:: RECORDS TO PROCESS ::

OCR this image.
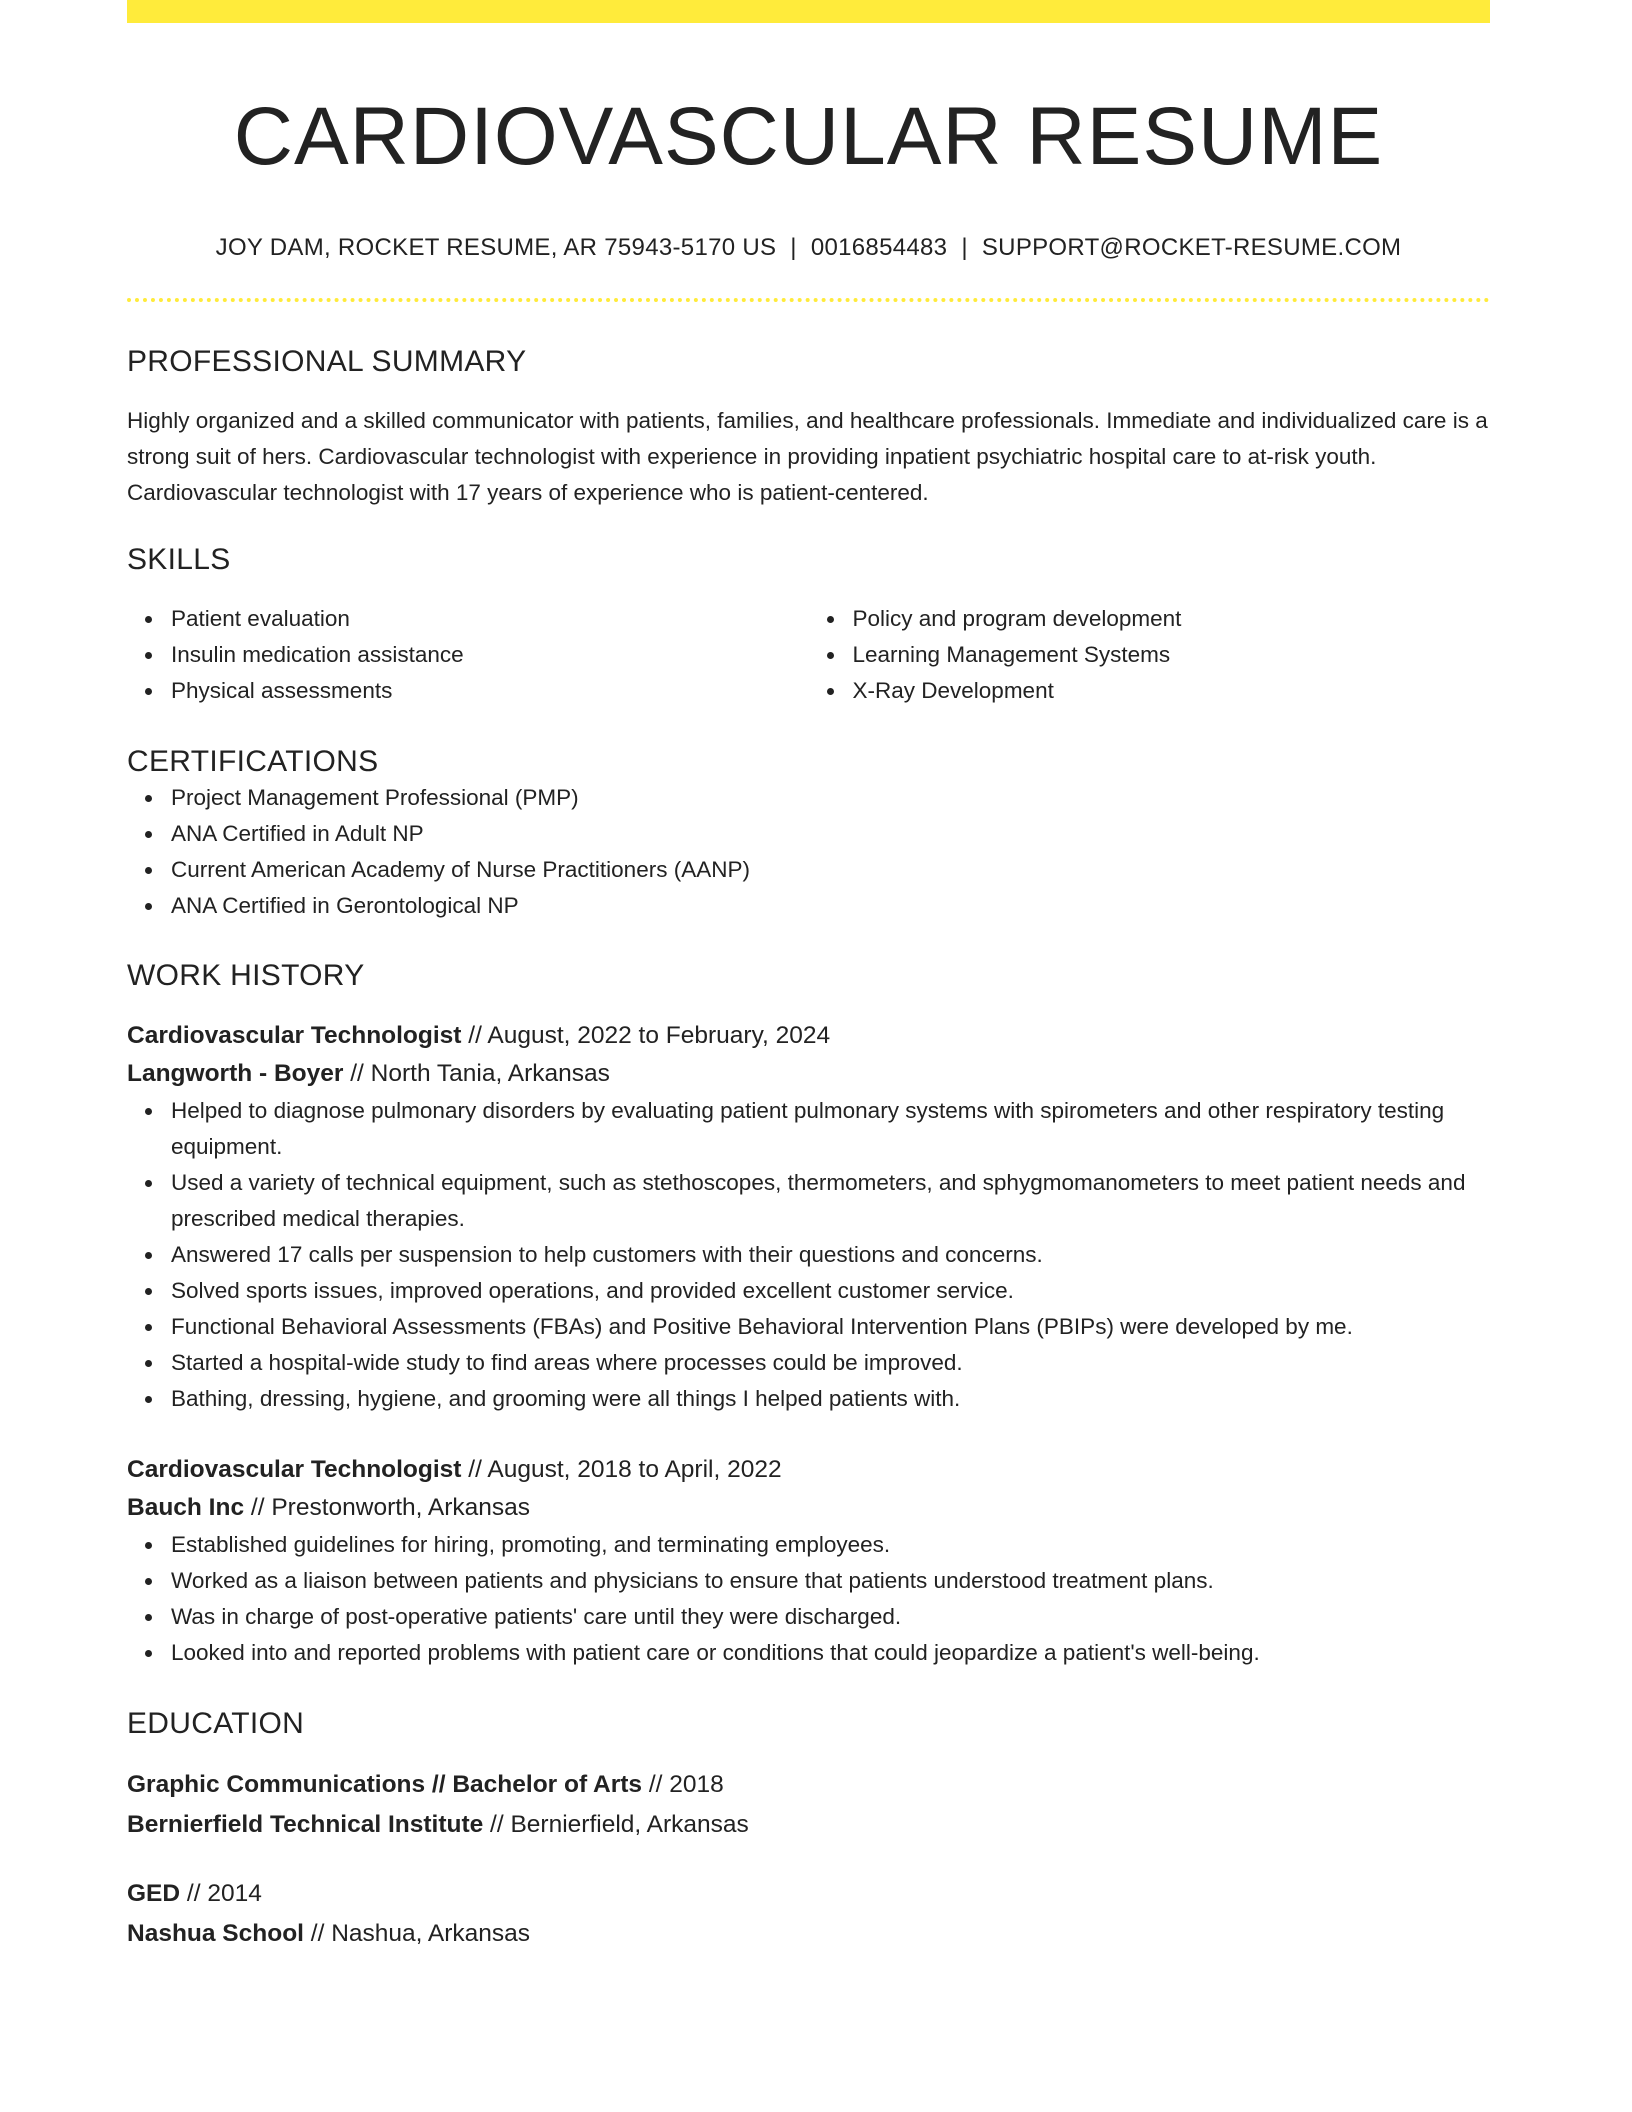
CARDIOVASCULAR RESUME
JOY DAM, ROCKET RESUME, AR 75943-5170 US | 0016854483 | SUPPORT@ROCKET-RESUME.COM
PROFESSIONAL SUMMARY
Highly organized and a skilled communicator with patients, families, and healthcare professionals. Immediate and individualized care is a strong suit of hers. Cardiovascular technologist with experience in providing inpatient psychiatric hospital care to at-risk youth. Cardiovascular technologist with 17 years of experience who is patient-centered.
SKILLS
Patient evaluation
Insulin medication assistance
Physical assessments
Policy and program development
Learning Management Systems
X-Ray Development
CERTIFICATIONS
Project Management Professional (PMP)
ANA Certified in Adult NP
Current American Academy of Nurse Practitioners (AANP)
ANA Certified in Gerontological NP
WORK HISTORY
Cardiovascular Technologist // August, 2022 to February, 2024
Langworth - Boyer // North Tania, Arkansas
Helped to diagnose pulmonary disorders by evaluating patient pulmonary systems with spirometers and other respiratory testing equipment.
Used a variety of technical equipment, such as stethoscopes, thermometers, and sphygmomanometers to meet patient needs and prescribed medical therapies.
Answered 17 calls per suspension to help customers with their questions and concerns.
Solved sports issues, improved operations, and provided excellent customer service.
Functional Behavioral Assessments (FBAs) and Positive Behavioral Intervention Plans (PBIPs) were developed by me.
Started a hospital-wide study to find areas where processes could be improved.
Bathing, dressing, hygiene, and grooming were all things I helped patients with.
Cardiovascular Technologist // August, 2018 to April, 2022
Bauch Inc // Prestonworth, Arkansas
Established guidelines for hiring, promoting, and terminating employees.
Worked as a liaison between patients and physicians to ensure that patients understood treatment plans.
Was in charge of post-operative patients' care until they were discharged.
Looked into and reported problems with patient care or conditions that could jeopardize a patient's well-being.
EDUCATION
Graphic Communications // Bachelor of Arts // 2018
Bernierfield Technical Institute // Bernierfield, Arkansas
GED // 2014
Nashua School // Nashua, Arkansas
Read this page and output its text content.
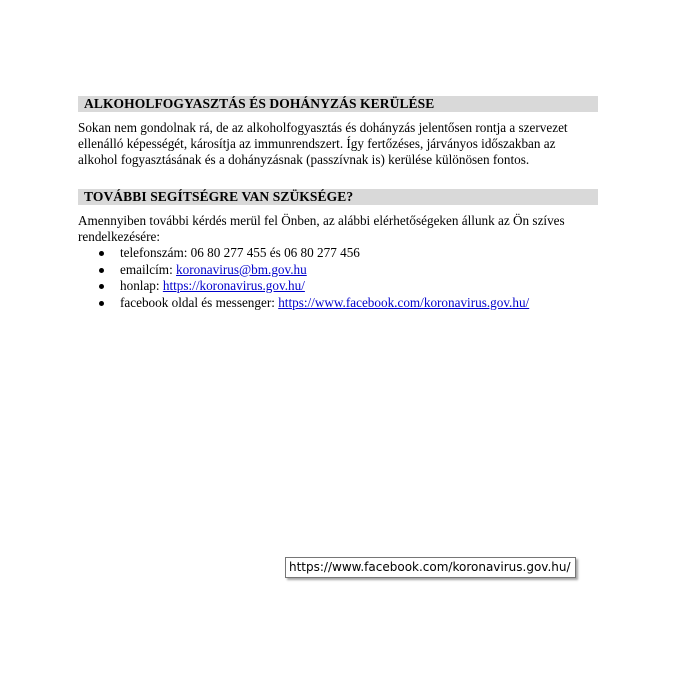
ALKOHOLFOGYASZTÁS ÉS DOHÁNYZÁS KERÜLÉSE
Sokan nem gondolnak rá, de az alkoholfogyasztás és dohányzás jelentősen rontja a szervezet
ellenálló képességét, károsítja az immunrendszert. Így fertőzéses, járványos időszakban az
alkohol fogyasztásának és a dohányzásnak (passzívnak is) kerülése különösen fontos.
TOVÁBBI SEGÍTSÉGRE VAN SZÜKSÉGE?
Amennyiben további kérdés merül fel Önben, az alábbi elérhetőségeken állunk az Ön szíves
rendelkezésére:
telefonszám: 06 80 277 455 és 06 80 277 456
emailcím: koronavirus@bm.gov.hu
honlap: https://koronavirus.gov.hu/
facebook oldal és messenger: https://www.facebook.com/koronavirus.gov.hu/
https://www.facebook.com/koronavirus.gov.hu/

:::

### ACTIVITY
Every line of the data should be copied as it stands, without the images.

### RESPONSE AREA
OCR this image.
CARDIOVASCULAR RESUME
JOY DAM, ROCKET RESUME, AR 75943-5170 US | 0016854483 | SUPPORT@ROCKET-RESUME.COM
PROFESSIONAL SUMMARY
Highly organized and a skilled communicator with patients, families, and healthcare professionals. Immediate and individualized care is a strong suit of hers. Cardiovascular technologist with experience in providing inpatient psychiatric hospital care to at-risk youth. Cardiovascular technologist with 17 years of experience who is patient-centered.
SKILLS
Patient evaluation
Insulin medication assistance
Physical assessments
Policy and program development
Learning Management Systems
X-Ray Development
CERTIFICATIONS
Project Management Professional (PMP)
ANA Certified in Adult NP
Current American Academy of Nurse Practitioners (AANP)
ANA Certified in Gerontological NP
WORK HISTORY
Cardiovascular Technologist // August, 2022 to February, 2024
Langworth - Boyer // North Tania, Arkansas
Helped to diagnose pulmonary disorders by evaluating patient pulmonary systems with spirometers and other respiratory testing equipment.
Used a variety of technical equipment, such as stethoscopes, thermometers, and sphygmomanometers to meet patient needs and prescribed medical therapies.
Answered 17 calls per suspension to help customers with their questions and concerns.
Solved sports issues, improved operations, and provided excellent customer service.
Functional Behavioral Assessments (FBAs) and Positive Behavioral Intervention Plans (PBIPs) were developed by me.
Started a hospital-wide study to find areas where processes could be improved.
Bathing, dressing, hygiene, and grooming were all things I helped patients with.
Cardiovascular Technologist // August, 2018 to April, 2022
Bauch Inc // Prestonworth, Arkansas
Established guidelines for hiring, promoting, and terminating employees.
Worked as a liaison between patients and physicians to ensure that patients understood treatment plans.
Was in charge of post-operative patients' care until they were discharged.
Looked into and reported problems with patient care or conditions that could jeopardize a patient's well-being.
EDUCATION
Graphic Communications // Bachelor of Arts // 2018
Bernierfield Technical Institute // Bernierfield, Arkansas
GED // 2014
Nashua School // Nashua, Arkansas
Read this page and output its text content.
ALKOHOLFOGYASZTÁS ÉS DOHÁNYZÁS KERÜLÉSE
Sokan nem gondolnak rá, de az alkoholfogyasztás és dohányzás jelentősen rontja a szervezet
ellenálló képességét, károsítja az immunrendszert. Így fertőzéses, járványos időszakban az
alkohol fogyasztásának és a dohányzásnak (passzívnak is) kerülése különösen fontos.
TOVÁBBI SEGÍTSÉGRE VAN SZÜKSÉGE?
Amennyiben további kérdés merül fel Önben, az alábbi elérhetőségeken állunk az Ön szíves
rendelkezésére:
telefonszám: 06 80 277 455 és 06 80 277 456
emailcím: koronavirus@bm.gov.hu
honlap: https://koronavirus.gov.hu/
facebook oldal és messenger: https://www.facebook.com/koronavirus.gov.hu/
https://www.facebook.com/koronavirus.gov.hu/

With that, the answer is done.